Short task.
Reproduce the material word for word; the images stay out.
— Start of Dataset records —
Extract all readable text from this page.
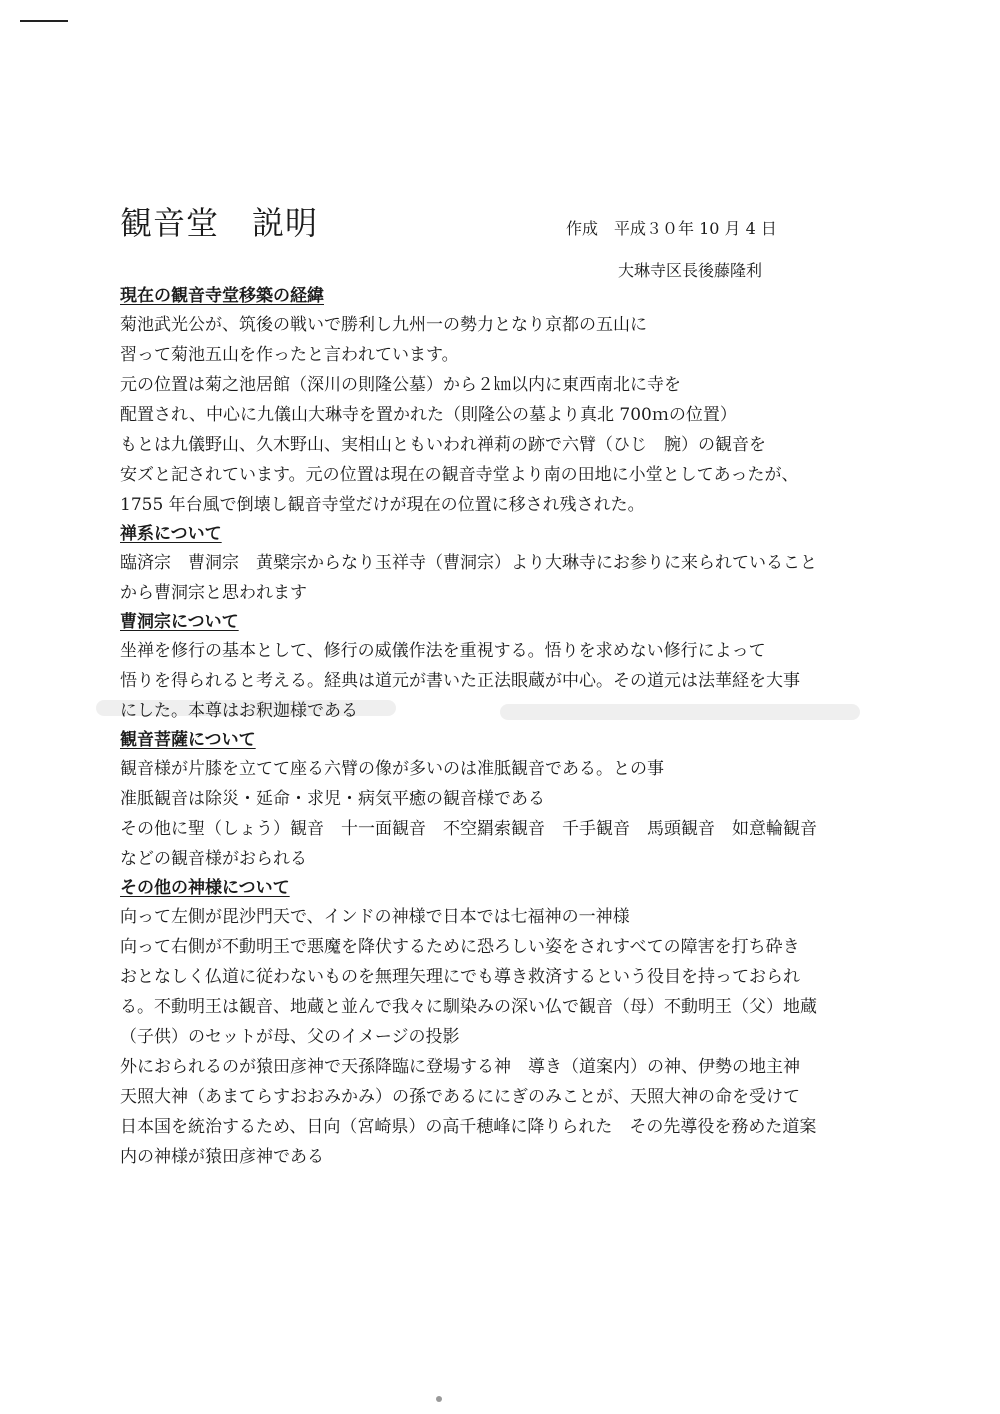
観音堂　説明	作成　平成３０年 10 月 4 日
大琳寺区長後藤隆利
現在の観音寺堂移築の経緯
菊池武光公が、筑後の戦いで勝利し九州一の勢力となり京都の五山に
習って菊池五山を作ったと言われています。
元の位置は菊之池居館（深川の則隆公墓）から２㎞以内に東西南北に寺を
配置され、中心に九儀山大琳寺を置かれた（則隆公の墓より真北 700ｍの位置）
もとは九儀野山、久木野山、実相山ともいわれ禅莉の跡で六臂（ひじ　腕）の観音を
安ズと記されています。元の位置は現在の観音寺堂より南の田地に小堂としてあったが、
1755 年台風で倒壊し観音寺堂だけが現在の位置に移され残された。
禅系について
臨済宗　曹洞宗　黄檗宗からなり玉祥寺（曹洞宗）より大琳寺にお参りに来られていること
から曹洞宗と思われます
曹洞宗について
坐禅を修行の基本として、修行の威儀作法を重視する。悟りを求めない修行によって
悟りを得られると考える。経典は道元が書いた正法眼蔵が中心。その道元は法華経を大事
にした。本尊はお釈迦様である
観音菩薩について
観音様が片膝を立てて座る六臂の像が多いのは准胝観音である。との事
准胝観音は除災・延命・求児・病気平癒の観音様である
その他に聖（しょう）観音　十一面観音　不空羂索観音　千手観音　馬頭観音　如意輪観音
などの観音様がおられる
その他の神様について
向って左側が毘沙門天で、インドの神様で日本では七福神の一神様
向って右側が不動明王で悪魔を降伏するために恐ろしい姿をされすべての障害を打ち砕き
おとなしく仏道に従わないものを無理矢理にでも導き救済するという役目を持っておられ
る。不動明王は観音、地蔵と並んで我々に馴染みの深い仏で観音（母）不動明王（父）地蔵
（子供）のセットが母、父のイメージの投影
外におられるのが猿田彦神で天孫降臨に登場する神　導き（道案内）の神、伊勢の地主神
天照大神（あまてらすおおみかみ）の孫であるににぎのみことが、天照大神の命を受けて
日本国を統治するため、日向（宮崎県）の高千穂峰に降りられた　その先導役を務めた道案
内の神様が猿田彦神である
— End of Dataset records —
Written response.
Extract all readable text from this page.
観音堂　説明	作成　平成３０年 10 月 4 日
大琳寺区長後藤隆利
現在の観音寺堂移築の経緯
菊池武光公が、筑後の戦いで勝利し九州一の勢力となり京都の五山に
習って菊池五山を作ったと言われています。
元の位置は菊之池居館（深川の則隆公墓）から２㎞以内に東西南北に寺を
配置され、中心に九儀山大琳寺を置かれた（則隆公の墓より真北 700ｍの位置）
もとは九儀野山、久木野山、実相山ともいわれ禅莉の跡で六臂（ひじ　腕）の観音を
安ズと記されています。元の位置は現在の観音寺堂より南の田地に小堂としてあったが、
1755 年台風で倒壊し観音寺堂だけが現在の位置に移され残された。
禅系について
臨済宗　曹洞宗　黄檗宗からなり玉祥寺（曹洞宗）より大琳寺にお参りに来られていること
から曹洞宗と思われます
曹洞宗について
坐禅を修行の基本として、修行の威儀作法を重視する。悟りを求めない修行によって
悟りを得られると考える。経典は道元が書いた正法眼蔵が中心。その道元は法華経を大事
にした。本尊はお釈迦様である
観音菩薩について
観音様が片膝を立てて座る六臂の像が多いのは准胝観音である。との事
准胝観音は除災・延命・求児・病気平癒の観音様である
その他に聖（しょう）観音　十一面観音　不空羂索観音　千手観音　馬頭観音　如意輪観音
などの観音様がおられる
その他の神様について
向って左側が毘沙門天で、インドの神様で日本では七福神の一神様
向って右側が不動明王で悪魔を降伏するために恐ろしい姿をされすべての障害を打ち砕き
おとなしく仏道に従わないものを無理矢理にでも導き救済するという役目を持っておられ
る。不動明王は観音、地蔵と並んで我々に馴染みの深い仏で観音（母）不動明王（父）地蔵
（子供）のセットが母、父のイメージの投影
外におられるのが猿田彦神で天孫降臨に登場する神　導き（道案内）の神、伊勢の地主神
天照大神（あまてらすおおみかみ）の孫であるににぎのみことが、天照大神の命を受けて
日本国を統治するため、日向（宮崎県）の高千穂峰に降りられた　その先導役を務めた道案
内の神様が猿田彦神である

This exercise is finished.